* **Short problem**
Repeat the entries below exactly, but replace every occurrence of "data-marker" with "point-marker".

* **Material for this exercise**
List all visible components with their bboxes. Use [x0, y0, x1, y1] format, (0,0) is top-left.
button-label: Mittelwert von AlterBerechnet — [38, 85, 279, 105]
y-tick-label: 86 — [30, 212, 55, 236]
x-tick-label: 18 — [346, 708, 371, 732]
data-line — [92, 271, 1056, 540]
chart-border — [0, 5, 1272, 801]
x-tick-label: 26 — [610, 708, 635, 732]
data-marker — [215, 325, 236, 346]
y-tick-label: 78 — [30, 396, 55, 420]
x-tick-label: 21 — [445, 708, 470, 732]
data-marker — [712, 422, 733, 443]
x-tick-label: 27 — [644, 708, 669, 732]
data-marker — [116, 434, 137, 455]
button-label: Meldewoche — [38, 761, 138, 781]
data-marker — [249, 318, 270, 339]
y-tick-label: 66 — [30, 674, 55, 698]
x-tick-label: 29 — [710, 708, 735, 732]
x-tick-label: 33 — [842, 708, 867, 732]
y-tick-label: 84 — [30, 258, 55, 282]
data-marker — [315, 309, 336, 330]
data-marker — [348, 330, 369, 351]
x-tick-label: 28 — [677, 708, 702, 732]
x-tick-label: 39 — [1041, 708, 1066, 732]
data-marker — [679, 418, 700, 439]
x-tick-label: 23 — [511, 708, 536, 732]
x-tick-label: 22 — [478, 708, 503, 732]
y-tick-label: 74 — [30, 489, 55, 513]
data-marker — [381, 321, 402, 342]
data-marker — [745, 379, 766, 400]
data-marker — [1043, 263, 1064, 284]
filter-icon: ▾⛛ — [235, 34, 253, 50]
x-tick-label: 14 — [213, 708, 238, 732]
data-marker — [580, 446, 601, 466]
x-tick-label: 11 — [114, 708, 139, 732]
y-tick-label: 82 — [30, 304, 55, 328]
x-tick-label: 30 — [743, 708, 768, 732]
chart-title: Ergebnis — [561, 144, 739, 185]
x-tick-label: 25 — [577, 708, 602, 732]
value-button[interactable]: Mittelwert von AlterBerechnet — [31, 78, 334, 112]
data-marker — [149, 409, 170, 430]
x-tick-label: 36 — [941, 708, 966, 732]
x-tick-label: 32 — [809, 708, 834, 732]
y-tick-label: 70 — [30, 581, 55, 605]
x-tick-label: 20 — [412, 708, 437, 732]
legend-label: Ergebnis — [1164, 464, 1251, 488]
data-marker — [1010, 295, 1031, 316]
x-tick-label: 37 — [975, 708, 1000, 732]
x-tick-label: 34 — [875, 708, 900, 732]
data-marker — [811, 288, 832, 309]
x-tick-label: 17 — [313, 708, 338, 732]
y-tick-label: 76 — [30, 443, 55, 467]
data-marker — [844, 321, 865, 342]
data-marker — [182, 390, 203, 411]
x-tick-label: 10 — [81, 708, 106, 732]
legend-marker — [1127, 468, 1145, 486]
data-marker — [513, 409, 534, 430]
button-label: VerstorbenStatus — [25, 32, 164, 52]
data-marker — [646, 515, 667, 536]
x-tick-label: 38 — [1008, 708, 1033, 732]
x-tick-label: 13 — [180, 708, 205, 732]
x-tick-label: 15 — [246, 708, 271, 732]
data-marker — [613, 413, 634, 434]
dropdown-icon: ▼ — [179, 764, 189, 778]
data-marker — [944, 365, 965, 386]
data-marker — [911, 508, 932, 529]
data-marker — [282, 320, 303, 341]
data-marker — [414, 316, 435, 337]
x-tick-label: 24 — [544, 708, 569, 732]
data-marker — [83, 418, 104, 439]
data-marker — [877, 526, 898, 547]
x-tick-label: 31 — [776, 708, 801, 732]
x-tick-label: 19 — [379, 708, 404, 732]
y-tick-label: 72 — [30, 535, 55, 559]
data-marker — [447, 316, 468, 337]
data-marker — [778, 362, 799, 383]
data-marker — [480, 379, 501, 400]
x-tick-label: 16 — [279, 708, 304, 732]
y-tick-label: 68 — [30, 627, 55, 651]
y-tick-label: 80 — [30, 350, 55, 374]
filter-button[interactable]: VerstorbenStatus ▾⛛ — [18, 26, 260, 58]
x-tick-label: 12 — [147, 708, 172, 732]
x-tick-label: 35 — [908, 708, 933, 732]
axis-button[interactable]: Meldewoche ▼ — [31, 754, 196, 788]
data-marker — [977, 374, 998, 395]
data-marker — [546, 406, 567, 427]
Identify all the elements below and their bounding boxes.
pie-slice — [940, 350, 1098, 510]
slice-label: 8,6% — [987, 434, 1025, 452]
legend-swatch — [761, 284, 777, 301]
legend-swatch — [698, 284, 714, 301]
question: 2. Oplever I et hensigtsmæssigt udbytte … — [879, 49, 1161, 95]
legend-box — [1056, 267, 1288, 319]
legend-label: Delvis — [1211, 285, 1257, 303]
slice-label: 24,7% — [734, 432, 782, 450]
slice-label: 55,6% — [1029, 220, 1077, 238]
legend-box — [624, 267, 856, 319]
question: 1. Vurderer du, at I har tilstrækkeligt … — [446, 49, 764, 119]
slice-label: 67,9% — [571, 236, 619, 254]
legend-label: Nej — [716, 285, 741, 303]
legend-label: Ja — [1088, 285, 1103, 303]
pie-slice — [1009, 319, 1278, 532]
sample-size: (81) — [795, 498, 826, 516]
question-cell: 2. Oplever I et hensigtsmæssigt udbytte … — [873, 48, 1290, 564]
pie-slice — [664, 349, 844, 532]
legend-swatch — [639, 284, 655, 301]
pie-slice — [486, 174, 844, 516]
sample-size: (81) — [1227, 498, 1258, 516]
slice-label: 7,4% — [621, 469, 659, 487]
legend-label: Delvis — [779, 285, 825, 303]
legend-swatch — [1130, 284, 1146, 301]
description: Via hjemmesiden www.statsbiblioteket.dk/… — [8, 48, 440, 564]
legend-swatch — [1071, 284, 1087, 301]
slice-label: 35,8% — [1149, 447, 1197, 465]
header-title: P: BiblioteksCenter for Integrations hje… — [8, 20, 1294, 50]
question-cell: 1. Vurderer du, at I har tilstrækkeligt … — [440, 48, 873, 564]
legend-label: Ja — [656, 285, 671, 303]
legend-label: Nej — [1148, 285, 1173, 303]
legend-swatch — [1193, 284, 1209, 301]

* **Worked answer**
List all visible components with their bboxes. Use [x0, y0, x1, y1] format, (0,0) is top-left.
button-label: Mittelwert von AlterBerechnet — [38, 85, 279, 105]
y-tick-label: 86 — [30, 212, 55, 236]
x-tick-label: 18 — [346, 708, 371, 732]
data-line — [92, 271, 1056, 540]
chart-border — [0, 5, 1272, 801]
x-tick-label: 26 — [610, 708, 635, 732]
point-marker — [215, 325, 236, 346]
y-tick-label: 78 — [30, 396, 55, 420]
x-tick-label: 21 — [445, 708, 470, 732]
point-marker — [712, 422, 733, 443]
x-tick-label: 27 — [644, 708, 669, 732]
point-marker — [116, 434, 137, 455]
button-label: Meldewoche — [38, 761, 138, 781]
point-marker — [249, 318, 270, 339]
y-tick-label: 66 — [30, 674, 55, 698]
x-tick-label: 29 — [710, 708, 735, 732]
x-tick-label: 33 — [842, 708, 867, 732]
y-tick-label: 84 — [30, 258, 55, 282]
point-marker — [315, 309, 336, 330]
point-marker — [348, 330, 369, 351]
x-tick-label: 28 — [677, 708, 702, 732]
x-tick-label: 39 — [1041, 708, 1066, 732]
point-marker — [679, 418, 700, 439]
x-tick-label: 23 — [511, 708, 536, 732]
x-tick-label: 22 — [478, 708, 503, 732]
y-tick-label: 74 — [30, 489, 55, 513]
point-marker — [381, 321, 402, 342]
point-marker — [745, 379, 766, 400]
point-marker — [1043, 263, 1064, 284]
filter-icon: ▾⛛ — [235, 34, 253, 50]
x-tick-label: 14 — [213, 708, 238, 732]
point-marker — [580, 446, 601, 466]
x-tick-label: 11 — [114, 708, 139, 732]
y-tick-label: 82 — [30, 304, 55, 328]
x-tick-label: 30 — [743, 708, 768, 732]
chart-title: Ergebnis — [561, 144, 739, 185]
x-tick-label: 25 — [577, 708, 602, 732]
value-button[interactable]: Mittelwert von AlterBerechnet — [31, 78, 334, 112]
point-marker — [149, 409, 170, 430]
x-tick-label: 36 — [941, 708, 966, 732]
x-tick-label: 32 — [809, 708, 834, 732]
y-tick-label: 70 — [30, 581, 55, 605]
x-tick-label: 20 — [412, 708, 437, 732]
legend-label: Ergebnis — [1164, 464, 1251, 488]
point-marker — [1010, 295, 1031, 316]
x-tick-label: 37 — [975, 708, 1000, 732]
x-tick-label: 34 — [875, 708, 900, 732]
point-marker — [811, 288, 832, 309]
x-tick-label: 17 — [313, 708, 338, 732]
y-tick-label: 76 — [30, 443, 55, 467]
point-marker — [844, 321, 865, 342]
point-marker — [182, 390, 203, 411]
x-tick-label: 10 — [81, 708, 106, 732]
legend-marker — [1127, 468, 1145, 486]
point-marker — [513, 409, 534, 430]
button-label: VerstorbenStatus — [25, 32, 164, 52]
point-marker — [646, 515, 667, 536]
x-tick-label: 38 — [1008, 708, 1033, 732]
x-tick-label: 13 — [180, 708, 205, 732]
x-tick-label: 15 — [246, 708, 271, 732]
point-marker — [613, 413, 634, 434]
dropdown-icon: ▼ — [179, 764, 189, 778]
point-marker — [944, 365, 965, 386]
point-marker — [911, 508, 932, 529]
point-marker — [282, 320, 303, 341]
point-marker — [414, 316, 435, 337]
x-tick-label: 24 — [544, 708, 569, 732]
point-marker — [83, 418, 104, 439]
point-marker — [877, 526, 898, 547]
x-tick-label: 31 — [776, 708, 801, 732]
x-tick-label: 19 — [379, 708, 404, 732]
y-tick-label: 72 — [30, 535, 55, 559]
point-marker — [447, 316, 468, 337]
point-marker — [778, 362, 799, 383]
point-marker — [480, 379, 501, 400]
x-tick-label: 16 — [279, 708, 304, 732]
y-tick-label: 68 — [30, 627, 55, 651]
y-tick-label: 80 — [30, 350, 55, 374]
filter-button[interactable]: VerstorbenStatus ▾⛛ — [18, 26, 260, 58]
x-tick-label: 12 — [147, 708, 172, 732]
x-tick-label: 35 — [908, 708, 933, 732]
axis-button[interactable]: Meldewoche ▼ — [31, 754, 196, 788]
point-marker — [977, 374, 998, 395]
point-marker — [546, 406, 567, 427]
Identify all the elements below and their bounding boxes.
pie-slice — [940, 350, 1098, 510]
slice-label: 8,6% — [987, 434, 1025, 452]
legend-swatch — [761, 284, 777, 301]
legend-swatch — [698, 284, 714, 301]
question: 2. Oplever I et hensigtsmæssigt udbytte … — [879, 49, 1161, 95]
legend-box — [1056, 267, 1288, 319]
legend-label: Delvis — [1211, 285, 1257, 303]
slice-label: 24,7% — [734, 432, 782, 450]
slice-label: 55,6% — [1029, 220, 1077, 238]
legend-box — [624, 267, 856, 319]
question: 1. Vurderer du, at I har tilstrækkeligt … — [446, 49, 764, 119]
slice-label: 67,9% — [571, 236, 619, 254]
legend-label: Nej — [716, 285, 741, 303]
legend-label: Ja — [1088, 285, 1103, 303]
pie-slice — [1009, 319, 1278, 532]
sample-size: (81) — [795, 498, 826, 516]
question-cell: 2. Oplever I et hensigtsmæssigt udbytte … — [873, 48, 1290, 564]
pie-slice — [664, 349, 844, 532]
legend-swatch — [639, 284, 655, 301]
pie-slice — [486, 174, 844, 516]
sample-size: (81) — [1227, 498, 1258, 516]
slice-label: 7,4% — [621, 469, 659, 487]
legend-label: Delvis — [779, 285, 825, 303]
legend-swatch — [1130, 284, 1146, 301]
description: Via hjemmesiden www.statsbiblioteket.dk/… — [8, 48, 440, 564]
legend-swatch — [1071, 284, 1087, 301]
slice-label: 35,8% — [1149, 447, 1197, 465]
header-title: P: BiblioteksCenter for Integrations hje… — [8, 20, 1294, 50]
question-cell: 1. Vurderer du, at I har tilstrækkeligt … — [440, 48, 873, 564]
legend-label: Ja — [656, 285, 671, 303]
legend-label: Nej — [1148, 285, 1173, 303]
legend-swatch — [1193, 284, 1209, 301]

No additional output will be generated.